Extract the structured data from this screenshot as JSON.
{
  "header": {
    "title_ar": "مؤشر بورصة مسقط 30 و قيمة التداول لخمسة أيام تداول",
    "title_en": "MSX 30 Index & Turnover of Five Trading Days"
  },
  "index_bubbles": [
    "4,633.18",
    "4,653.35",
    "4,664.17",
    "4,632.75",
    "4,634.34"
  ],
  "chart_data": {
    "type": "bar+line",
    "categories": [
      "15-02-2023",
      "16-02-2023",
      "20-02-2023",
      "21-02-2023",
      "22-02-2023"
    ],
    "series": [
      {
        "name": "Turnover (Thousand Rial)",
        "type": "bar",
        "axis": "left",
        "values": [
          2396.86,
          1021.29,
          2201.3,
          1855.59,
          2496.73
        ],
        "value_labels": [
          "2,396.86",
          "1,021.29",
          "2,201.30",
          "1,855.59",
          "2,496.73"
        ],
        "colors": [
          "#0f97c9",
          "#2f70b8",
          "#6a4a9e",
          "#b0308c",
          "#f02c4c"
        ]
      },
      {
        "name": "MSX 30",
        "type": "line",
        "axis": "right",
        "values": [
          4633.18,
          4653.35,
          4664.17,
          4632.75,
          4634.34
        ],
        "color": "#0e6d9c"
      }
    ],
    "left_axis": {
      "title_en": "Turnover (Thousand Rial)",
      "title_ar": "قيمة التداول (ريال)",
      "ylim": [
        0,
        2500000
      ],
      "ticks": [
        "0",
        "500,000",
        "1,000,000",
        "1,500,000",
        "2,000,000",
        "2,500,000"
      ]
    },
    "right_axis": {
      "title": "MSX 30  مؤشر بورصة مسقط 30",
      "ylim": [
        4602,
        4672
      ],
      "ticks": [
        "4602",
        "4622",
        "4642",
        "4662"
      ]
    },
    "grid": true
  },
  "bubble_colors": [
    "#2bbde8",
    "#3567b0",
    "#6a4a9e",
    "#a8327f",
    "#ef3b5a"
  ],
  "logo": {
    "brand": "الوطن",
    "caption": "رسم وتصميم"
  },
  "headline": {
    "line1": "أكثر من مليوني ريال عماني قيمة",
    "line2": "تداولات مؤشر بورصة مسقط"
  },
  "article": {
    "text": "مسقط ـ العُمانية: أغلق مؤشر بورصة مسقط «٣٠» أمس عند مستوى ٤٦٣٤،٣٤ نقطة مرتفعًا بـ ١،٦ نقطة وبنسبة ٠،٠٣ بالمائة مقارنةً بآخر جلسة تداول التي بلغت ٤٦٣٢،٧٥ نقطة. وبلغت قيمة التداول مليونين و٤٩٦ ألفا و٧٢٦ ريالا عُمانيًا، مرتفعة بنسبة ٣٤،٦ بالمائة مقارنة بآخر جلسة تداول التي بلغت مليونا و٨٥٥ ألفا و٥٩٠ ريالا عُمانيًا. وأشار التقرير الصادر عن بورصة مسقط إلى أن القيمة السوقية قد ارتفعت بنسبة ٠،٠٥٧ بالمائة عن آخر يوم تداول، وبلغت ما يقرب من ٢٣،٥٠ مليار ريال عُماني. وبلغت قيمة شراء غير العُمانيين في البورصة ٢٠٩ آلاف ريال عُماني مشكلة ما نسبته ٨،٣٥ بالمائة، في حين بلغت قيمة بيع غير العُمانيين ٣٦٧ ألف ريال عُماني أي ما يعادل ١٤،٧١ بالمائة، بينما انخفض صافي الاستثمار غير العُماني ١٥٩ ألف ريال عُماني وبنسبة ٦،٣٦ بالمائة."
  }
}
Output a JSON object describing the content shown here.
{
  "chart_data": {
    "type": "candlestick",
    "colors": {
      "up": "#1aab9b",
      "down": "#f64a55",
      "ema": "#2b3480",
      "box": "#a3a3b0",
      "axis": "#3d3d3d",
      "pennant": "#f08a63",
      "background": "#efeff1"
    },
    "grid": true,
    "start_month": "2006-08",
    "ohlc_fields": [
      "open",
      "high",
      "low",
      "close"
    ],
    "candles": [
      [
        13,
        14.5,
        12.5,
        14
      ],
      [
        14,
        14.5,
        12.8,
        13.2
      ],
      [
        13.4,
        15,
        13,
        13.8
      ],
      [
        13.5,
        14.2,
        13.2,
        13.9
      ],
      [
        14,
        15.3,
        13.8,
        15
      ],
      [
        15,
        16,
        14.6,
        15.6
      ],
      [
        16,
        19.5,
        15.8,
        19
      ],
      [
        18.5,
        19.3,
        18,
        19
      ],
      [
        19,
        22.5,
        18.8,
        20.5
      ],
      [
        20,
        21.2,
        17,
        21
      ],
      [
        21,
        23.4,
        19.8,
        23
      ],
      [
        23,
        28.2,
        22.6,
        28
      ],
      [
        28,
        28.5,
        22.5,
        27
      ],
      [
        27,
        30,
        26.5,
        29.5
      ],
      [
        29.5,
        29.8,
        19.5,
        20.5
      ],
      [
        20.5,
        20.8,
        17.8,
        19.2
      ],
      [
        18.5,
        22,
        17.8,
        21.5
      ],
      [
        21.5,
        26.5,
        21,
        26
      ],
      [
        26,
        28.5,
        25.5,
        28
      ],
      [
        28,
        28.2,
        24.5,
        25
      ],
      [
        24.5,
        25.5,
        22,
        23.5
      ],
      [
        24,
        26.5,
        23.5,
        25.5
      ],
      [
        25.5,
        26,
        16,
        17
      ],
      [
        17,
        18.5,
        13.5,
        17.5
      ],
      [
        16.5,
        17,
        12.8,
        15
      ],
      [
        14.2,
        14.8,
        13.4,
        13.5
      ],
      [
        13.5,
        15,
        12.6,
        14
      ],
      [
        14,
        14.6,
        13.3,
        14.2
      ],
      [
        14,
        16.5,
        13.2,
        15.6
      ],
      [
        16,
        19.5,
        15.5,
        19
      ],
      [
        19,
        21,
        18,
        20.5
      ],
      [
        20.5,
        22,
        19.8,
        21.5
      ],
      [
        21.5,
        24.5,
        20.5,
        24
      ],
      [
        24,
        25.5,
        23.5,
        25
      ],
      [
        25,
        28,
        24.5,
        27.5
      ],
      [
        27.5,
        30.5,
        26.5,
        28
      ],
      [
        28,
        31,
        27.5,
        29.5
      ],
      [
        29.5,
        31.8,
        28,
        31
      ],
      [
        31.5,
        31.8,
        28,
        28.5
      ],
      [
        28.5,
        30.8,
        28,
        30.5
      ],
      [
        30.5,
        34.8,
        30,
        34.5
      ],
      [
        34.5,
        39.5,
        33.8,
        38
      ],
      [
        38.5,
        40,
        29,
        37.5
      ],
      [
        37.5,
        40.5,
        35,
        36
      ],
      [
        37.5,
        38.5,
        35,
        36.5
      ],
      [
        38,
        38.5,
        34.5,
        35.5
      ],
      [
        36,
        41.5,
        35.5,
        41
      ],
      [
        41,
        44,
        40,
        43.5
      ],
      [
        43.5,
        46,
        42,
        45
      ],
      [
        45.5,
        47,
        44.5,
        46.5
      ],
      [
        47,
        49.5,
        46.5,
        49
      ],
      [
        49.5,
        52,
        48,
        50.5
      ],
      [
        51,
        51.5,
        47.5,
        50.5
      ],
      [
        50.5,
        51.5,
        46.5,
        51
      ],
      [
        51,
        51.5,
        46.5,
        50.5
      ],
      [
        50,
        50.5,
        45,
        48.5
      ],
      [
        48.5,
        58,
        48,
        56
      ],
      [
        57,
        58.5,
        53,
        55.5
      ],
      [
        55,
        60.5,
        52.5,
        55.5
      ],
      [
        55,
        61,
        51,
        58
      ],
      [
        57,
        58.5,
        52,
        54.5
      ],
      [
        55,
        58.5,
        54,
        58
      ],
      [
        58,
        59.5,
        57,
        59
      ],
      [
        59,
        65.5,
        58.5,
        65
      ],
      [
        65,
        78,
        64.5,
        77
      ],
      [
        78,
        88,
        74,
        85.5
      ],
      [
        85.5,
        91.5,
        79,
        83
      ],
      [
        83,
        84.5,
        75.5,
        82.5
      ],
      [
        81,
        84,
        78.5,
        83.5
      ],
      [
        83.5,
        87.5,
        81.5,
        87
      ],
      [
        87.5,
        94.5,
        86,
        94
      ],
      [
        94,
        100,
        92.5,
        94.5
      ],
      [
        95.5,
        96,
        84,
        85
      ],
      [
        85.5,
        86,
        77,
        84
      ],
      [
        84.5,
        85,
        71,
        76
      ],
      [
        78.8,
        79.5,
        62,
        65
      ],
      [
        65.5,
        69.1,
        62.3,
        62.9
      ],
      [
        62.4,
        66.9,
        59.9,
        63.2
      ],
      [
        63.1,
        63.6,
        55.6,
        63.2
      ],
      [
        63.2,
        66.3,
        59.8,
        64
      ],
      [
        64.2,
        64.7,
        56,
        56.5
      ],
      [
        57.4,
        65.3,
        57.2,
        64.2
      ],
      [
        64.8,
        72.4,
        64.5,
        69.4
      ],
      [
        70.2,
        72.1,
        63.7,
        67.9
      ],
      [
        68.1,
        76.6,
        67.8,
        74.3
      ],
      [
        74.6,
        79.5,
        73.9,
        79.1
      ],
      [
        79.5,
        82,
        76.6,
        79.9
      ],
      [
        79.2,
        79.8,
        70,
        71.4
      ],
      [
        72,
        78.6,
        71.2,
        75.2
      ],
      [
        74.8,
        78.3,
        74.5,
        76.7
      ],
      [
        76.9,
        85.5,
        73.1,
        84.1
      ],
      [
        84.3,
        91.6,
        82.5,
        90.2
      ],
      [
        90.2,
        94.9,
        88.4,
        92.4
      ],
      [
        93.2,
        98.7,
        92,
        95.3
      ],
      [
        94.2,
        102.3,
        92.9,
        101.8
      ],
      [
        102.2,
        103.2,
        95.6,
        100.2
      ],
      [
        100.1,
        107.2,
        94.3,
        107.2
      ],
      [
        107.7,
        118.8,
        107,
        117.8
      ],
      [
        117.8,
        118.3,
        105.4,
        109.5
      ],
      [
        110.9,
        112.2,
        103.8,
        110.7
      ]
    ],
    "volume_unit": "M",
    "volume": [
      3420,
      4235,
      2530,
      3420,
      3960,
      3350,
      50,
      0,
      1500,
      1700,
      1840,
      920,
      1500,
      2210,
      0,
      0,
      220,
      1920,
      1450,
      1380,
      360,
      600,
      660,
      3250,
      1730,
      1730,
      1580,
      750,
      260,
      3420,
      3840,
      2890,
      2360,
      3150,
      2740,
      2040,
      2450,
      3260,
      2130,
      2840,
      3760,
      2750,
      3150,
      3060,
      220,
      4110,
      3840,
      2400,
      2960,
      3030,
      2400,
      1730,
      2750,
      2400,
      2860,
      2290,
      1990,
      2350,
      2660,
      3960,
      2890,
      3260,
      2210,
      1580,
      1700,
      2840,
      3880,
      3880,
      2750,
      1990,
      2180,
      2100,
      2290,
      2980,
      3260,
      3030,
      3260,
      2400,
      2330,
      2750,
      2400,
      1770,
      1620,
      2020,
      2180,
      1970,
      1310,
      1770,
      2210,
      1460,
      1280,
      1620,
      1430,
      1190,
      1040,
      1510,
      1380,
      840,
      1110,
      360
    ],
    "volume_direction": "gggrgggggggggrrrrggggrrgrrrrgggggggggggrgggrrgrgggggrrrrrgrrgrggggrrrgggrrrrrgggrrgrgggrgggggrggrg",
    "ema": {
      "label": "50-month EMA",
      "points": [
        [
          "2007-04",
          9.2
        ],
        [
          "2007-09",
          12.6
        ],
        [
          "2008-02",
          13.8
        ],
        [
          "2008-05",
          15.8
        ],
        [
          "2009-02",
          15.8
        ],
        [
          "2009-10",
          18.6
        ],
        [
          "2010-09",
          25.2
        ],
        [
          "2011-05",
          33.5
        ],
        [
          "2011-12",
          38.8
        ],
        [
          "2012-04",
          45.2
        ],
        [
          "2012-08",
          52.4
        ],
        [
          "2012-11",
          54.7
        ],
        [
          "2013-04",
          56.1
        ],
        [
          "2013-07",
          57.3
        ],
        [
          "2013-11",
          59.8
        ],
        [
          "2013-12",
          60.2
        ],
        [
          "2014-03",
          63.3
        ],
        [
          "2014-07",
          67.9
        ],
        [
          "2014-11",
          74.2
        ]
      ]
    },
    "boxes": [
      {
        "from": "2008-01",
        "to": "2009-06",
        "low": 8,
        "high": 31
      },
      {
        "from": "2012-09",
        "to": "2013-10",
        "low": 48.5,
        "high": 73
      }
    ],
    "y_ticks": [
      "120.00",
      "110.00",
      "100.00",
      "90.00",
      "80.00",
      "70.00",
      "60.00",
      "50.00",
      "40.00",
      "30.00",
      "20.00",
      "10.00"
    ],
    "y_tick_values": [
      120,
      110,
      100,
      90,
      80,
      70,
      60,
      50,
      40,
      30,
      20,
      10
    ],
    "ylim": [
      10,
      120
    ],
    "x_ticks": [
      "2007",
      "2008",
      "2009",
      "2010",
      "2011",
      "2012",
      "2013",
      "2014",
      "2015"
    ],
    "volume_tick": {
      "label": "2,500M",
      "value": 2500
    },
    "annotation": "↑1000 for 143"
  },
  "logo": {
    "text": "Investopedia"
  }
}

========================

» **Exercise task**: Say how many lines have the string "التداول" in them, offering no words beyond the number.

» **The result**: 3